[Stored dataset items]

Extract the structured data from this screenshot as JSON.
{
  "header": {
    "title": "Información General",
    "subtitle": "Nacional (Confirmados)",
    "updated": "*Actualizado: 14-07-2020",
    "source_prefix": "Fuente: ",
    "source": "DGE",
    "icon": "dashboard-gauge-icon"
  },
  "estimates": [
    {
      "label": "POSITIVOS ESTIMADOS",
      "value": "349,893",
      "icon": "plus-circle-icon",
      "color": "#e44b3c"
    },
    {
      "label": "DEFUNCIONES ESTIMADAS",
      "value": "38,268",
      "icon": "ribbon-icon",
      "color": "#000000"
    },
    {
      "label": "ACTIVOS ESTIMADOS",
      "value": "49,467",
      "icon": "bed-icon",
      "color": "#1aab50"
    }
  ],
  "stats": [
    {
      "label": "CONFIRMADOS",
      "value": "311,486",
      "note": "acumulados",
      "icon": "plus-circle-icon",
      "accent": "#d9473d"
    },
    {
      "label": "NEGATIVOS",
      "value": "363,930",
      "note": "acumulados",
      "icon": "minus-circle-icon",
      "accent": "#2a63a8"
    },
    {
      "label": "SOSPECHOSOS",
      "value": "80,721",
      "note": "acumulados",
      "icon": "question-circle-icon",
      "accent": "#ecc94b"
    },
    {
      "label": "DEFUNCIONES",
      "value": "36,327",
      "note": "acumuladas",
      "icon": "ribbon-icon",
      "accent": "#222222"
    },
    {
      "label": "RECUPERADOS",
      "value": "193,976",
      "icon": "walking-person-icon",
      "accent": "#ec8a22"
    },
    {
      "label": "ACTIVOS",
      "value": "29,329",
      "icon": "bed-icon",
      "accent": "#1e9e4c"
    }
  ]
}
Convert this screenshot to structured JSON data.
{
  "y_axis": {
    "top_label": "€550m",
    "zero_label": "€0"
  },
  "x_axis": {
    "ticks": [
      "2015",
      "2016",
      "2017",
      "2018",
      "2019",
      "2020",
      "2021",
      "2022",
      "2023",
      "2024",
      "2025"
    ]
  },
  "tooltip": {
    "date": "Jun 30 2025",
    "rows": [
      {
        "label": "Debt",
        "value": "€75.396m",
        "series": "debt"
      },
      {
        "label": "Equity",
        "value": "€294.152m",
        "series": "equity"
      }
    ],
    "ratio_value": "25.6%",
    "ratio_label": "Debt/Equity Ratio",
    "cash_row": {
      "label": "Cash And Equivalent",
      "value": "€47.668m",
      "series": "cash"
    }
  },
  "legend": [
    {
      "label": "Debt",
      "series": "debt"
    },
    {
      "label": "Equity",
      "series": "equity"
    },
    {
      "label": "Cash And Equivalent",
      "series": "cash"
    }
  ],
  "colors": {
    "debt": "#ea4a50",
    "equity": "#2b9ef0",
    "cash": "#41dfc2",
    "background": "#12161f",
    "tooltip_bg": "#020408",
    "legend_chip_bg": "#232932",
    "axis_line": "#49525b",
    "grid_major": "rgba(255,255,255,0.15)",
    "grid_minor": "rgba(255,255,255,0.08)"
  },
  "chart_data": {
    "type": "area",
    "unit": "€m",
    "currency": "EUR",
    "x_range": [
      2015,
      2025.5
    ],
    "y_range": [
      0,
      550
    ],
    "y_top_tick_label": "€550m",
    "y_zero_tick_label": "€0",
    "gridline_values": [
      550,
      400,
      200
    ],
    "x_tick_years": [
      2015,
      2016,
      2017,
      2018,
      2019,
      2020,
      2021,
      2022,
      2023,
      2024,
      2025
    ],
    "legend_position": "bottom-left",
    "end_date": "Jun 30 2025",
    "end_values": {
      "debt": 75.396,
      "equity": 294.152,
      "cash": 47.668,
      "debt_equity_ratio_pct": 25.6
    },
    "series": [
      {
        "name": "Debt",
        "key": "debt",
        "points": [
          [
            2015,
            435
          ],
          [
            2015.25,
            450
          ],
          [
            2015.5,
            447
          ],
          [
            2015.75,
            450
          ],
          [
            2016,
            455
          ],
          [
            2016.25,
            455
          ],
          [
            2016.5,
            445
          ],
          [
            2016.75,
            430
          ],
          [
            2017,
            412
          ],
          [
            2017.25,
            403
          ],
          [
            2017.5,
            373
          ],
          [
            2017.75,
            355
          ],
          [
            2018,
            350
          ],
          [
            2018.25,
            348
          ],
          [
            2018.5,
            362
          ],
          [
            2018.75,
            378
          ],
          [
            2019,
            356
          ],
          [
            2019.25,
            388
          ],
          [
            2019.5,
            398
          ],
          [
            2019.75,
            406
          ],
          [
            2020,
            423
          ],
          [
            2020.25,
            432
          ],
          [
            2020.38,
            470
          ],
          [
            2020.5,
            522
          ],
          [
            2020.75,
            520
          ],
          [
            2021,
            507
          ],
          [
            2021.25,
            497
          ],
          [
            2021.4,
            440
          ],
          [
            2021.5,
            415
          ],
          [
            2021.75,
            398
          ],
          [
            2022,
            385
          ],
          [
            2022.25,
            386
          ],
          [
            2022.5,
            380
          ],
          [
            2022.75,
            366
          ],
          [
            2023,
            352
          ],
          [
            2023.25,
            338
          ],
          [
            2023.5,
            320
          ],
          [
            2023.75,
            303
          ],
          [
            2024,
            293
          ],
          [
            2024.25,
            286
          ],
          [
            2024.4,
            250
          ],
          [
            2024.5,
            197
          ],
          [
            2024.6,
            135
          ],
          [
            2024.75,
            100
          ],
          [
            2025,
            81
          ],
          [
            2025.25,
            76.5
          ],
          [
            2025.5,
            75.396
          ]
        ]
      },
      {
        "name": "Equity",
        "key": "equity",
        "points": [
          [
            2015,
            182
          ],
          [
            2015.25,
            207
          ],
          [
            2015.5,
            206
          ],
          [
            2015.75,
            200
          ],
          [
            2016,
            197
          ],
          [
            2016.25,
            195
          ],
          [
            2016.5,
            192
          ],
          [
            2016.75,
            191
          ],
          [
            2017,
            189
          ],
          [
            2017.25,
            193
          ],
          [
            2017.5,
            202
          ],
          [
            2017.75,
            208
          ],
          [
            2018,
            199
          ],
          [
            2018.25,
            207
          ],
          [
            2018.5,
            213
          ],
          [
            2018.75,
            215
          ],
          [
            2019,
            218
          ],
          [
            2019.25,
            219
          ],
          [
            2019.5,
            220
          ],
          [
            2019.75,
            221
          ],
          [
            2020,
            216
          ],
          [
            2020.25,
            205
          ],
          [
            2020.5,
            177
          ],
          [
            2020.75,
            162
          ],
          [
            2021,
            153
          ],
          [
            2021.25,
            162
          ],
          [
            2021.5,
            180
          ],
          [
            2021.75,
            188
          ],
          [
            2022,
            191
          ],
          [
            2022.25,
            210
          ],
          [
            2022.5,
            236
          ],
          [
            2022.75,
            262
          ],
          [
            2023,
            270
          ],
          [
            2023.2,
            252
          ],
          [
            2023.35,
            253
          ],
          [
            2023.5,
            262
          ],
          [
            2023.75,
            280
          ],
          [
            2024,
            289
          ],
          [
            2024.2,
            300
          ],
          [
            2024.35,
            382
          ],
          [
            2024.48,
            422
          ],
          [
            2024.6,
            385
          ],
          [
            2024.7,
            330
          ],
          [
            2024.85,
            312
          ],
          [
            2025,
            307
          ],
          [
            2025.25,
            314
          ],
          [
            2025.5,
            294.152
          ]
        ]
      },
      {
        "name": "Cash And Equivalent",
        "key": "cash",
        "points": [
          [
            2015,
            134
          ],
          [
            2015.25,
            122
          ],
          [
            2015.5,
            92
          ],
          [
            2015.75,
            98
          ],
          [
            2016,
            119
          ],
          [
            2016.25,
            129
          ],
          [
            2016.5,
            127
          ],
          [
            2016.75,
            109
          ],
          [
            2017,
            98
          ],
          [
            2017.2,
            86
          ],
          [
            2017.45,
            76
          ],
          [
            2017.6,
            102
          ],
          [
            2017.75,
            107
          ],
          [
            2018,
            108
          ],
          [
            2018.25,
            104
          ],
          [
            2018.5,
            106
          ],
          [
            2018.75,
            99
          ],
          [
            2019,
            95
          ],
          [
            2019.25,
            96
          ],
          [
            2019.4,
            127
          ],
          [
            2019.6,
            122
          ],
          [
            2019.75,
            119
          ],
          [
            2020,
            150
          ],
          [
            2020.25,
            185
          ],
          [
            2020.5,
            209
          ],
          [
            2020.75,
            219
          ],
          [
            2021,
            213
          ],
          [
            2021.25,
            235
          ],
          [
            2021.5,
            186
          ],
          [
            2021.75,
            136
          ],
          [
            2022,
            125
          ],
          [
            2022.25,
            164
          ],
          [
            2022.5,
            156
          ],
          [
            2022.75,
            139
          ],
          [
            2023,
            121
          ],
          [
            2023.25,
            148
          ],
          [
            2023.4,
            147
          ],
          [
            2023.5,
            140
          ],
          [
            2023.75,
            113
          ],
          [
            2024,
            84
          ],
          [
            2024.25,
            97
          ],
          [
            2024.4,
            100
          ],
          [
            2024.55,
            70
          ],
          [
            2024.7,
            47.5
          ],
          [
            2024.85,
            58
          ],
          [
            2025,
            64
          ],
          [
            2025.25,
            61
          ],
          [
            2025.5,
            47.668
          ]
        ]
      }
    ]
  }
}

## Objective
Look through the data above. Find each line with the string "structured" and copy it.

## Task output
Extract the structured data from this screenshot as JSON.
Convert this screenshot to structured JSON data.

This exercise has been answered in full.